*** Opening of PASSAGE ***

On 12/14/2015 11:16 PM, Frank Munsche wrote:

Hi Guys,

 

I'm trying to understand why ldapsearch returns some objects of the dit only 

when the dn is set to the object I'm looking for and the search scope has to 

be base, e.g.:

 

There is an object at the dn: cn=repl keep alive 1,dc=example,dc=org"

A search operation using dc=example,dc=org as base and the scope 'sub' will 

not return the entry. Setting the search base to the object itself does not 

work either:

 

ldapsearch -H ldap://ldap.example.org -D "cn=directory manager" -w secret -ZZZ 

-x   -s sub -b "cn=repl keep alive 1,dc=example,dc=org"

# extended LDIF

#

# LDAPv3

# base <cn=repl keep alive 1,dc=example,dc=org> with scope subtree

# filter: (objectclass=*)

# requesting: ALL

#

# search result

search: 3

result: 0 Success

But using the object's dn and setting the scope to 'base' does return the 

entry:

ldapsearch -H ldap://ldap.example.org -D "cn=directory manager" -w secret -ZZZ 

-x   -s base -b "cn=repl keep alive 1,dc=example,dc=org"

*** Close of PASSAGE ***
*** Opening of STUDY MATERIAL ***

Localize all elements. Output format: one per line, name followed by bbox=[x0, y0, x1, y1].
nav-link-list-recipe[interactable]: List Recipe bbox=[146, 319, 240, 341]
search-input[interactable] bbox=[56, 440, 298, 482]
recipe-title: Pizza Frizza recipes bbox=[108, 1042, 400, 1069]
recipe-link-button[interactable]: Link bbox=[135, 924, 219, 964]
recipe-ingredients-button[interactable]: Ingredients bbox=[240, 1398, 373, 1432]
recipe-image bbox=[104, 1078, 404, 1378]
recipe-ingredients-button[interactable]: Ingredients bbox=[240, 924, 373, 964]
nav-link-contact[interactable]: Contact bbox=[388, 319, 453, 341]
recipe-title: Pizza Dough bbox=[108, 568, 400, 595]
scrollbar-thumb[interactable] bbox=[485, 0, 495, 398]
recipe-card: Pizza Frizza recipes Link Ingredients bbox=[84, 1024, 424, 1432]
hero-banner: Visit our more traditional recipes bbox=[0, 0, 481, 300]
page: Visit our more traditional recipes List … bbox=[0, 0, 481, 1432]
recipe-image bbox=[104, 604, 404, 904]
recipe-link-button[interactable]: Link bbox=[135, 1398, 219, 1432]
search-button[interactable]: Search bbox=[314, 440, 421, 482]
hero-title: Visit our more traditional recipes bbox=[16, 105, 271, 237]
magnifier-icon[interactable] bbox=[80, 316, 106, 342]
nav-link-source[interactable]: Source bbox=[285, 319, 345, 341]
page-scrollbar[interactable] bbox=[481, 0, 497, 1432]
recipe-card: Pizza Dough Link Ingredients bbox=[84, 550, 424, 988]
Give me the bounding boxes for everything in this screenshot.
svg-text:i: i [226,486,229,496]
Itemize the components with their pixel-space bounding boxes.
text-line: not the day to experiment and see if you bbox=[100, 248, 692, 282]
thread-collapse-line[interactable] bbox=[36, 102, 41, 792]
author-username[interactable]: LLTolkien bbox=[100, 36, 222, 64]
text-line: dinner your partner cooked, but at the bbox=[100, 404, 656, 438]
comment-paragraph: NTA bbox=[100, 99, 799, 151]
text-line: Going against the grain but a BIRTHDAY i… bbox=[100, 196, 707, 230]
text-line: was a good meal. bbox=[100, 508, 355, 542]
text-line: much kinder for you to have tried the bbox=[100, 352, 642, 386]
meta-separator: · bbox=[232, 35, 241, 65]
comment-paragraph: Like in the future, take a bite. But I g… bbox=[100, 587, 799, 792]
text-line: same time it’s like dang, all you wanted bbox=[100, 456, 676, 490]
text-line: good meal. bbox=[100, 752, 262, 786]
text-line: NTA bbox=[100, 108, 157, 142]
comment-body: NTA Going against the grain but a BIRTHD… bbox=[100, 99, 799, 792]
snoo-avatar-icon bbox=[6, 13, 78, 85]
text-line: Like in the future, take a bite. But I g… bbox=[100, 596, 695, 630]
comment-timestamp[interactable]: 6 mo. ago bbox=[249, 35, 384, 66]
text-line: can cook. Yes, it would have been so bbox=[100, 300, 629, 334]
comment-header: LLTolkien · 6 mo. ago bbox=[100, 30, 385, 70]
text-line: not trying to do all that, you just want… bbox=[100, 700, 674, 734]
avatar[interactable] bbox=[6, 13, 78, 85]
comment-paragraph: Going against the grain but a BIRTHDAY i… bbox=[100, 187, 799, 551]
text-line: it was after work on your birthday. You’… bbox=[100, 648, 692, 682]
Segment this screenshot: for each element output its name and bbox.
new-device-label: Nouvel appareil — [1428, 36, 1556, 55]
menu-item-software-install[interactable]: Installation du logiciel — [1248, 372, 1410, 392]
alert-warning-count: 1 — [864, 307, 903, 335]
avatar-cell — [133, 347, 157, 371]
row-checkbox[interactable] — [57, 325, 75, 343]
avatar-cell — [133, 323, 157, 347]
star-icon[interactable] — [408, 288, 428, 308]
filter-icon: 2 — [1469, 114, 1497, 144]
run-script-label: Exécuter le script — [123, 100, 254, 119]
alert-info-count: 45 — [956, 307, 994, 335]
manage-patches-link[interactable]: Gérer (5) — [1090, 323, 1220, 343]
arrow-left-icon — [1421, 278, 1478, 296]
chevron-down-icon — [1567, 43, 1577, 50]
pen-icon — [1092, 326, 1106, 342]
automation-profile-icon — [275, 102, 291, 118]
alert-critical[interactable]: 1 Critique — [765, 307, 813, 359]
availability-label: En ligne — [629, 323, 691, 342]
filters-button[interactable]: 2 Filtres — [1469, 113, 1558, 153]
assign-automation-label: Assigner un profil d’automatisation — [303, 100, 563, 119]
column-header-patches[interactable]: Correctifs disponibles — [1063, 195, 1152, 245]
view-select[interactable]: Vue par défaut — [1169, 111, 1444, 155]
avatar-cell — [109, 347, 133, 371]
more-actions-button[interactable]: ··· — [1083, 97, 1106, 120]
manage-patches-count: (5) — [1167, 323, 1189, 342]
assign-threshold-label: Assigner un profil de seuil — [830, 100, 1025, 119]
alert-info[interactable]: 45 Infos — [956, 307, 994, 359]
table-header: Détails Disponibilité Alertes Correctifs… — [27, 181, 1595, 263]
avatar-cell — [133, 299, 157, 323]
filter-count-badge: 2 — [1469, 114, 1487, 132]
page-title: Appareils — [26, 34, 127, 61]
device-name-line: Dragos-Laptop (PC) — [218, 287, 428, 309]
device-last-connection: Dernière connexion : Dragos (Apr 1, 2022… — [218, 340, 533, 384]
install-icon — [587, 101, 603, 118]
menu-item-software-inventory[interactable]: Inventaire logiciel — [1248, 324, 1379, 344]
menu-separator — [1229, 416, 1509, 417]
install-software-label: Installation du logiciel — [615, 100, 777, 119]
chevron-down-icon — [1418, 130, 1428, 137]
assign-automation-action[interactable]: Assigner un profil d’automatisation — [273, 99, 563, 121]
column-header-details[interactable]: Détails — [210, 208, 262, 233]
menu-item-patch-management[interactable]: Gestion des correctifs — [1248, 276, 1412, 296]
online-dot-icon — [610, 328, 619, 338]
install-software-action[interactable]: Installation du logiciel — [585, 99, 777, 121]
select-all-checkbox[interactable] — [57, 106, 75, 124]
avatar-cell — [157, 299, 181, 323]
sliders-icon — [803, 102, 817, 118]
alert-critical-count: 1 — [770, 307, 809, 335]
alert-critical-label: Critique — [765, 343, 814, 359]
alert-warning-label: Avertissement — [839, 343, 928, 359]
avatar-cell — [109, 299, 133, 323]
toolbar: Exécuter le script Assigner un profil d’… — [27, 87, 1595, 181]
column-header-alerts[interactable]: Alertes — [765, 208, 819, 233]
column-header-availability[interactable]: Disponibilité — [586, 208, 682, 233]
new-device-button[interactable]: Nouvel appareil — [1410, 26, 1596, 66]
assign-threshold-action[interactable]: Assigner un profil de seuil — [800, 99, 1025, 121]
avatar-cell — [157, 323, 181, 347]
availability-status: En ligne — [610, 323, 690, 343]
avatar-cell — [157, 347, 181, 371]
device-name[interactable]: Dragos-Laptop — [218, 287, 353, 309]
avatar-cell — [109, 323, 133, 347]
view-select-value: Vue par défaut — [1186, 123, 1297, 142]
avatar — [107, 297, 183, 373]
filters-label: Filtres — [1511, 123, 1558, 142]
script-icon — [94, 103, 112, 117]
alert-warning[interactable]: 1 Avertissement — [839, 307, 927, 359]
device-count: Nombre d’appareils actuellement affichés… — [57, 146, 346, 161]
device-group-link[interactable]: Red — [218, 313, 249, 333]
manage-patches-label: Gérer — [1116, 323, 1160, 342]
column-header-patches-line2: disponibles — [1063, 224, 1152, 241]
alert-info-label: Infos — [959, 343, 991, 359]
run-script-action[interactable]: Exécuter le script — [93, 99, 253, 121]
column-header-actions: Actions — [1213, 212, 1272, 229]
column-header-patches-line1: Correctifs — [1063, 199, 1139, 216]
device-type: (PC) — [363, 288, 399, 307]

*** Close of STUDY MATERIAL ***

== QUESTIONS TO ANSWER ==
1. Reproduce word for word the part of the ldapsearch message from "-x   -s sub -b" up to and including "# filter: (objectclass=*)".
2. Continue the ldapsearch message from the point where it stops.

== ANSWER SECTION ==
1.
-x   -s sub -b "cn=repl keep alive 1,dc=example,dc=org"

# extended LDIF

#

# LDAPv3

# base <cn=repl keep alive 1,dc=example,dc=org> with scope subtree

# filter: (objectclass=*)

2.
# extended LDIF

#

# LDAPv3

# base <cn=repl keep alive 1,dc=example,dc=org> with scope baseObject

# filter: (objectclass=*)

# requesting: ALL

#

# repl keep alive 1, example.org

dn: cn=repl keep alive 1,dc=example,dc=org

objectClass: top

objectClass: ldapsubentry

objectClass: extensibleObject

cn: repl keep alive 1

# search result

search: 3

result: 0 Success

 

 

Does someone have an explanation for this?


Yes.  This entry is an "ldapSubEntry".  Entries with this objectclass do not appear in regular searches.  They only appear if you a) include (objectclass=ldapsubentry) in your search filter or b) specify the DN exactly as the base DN.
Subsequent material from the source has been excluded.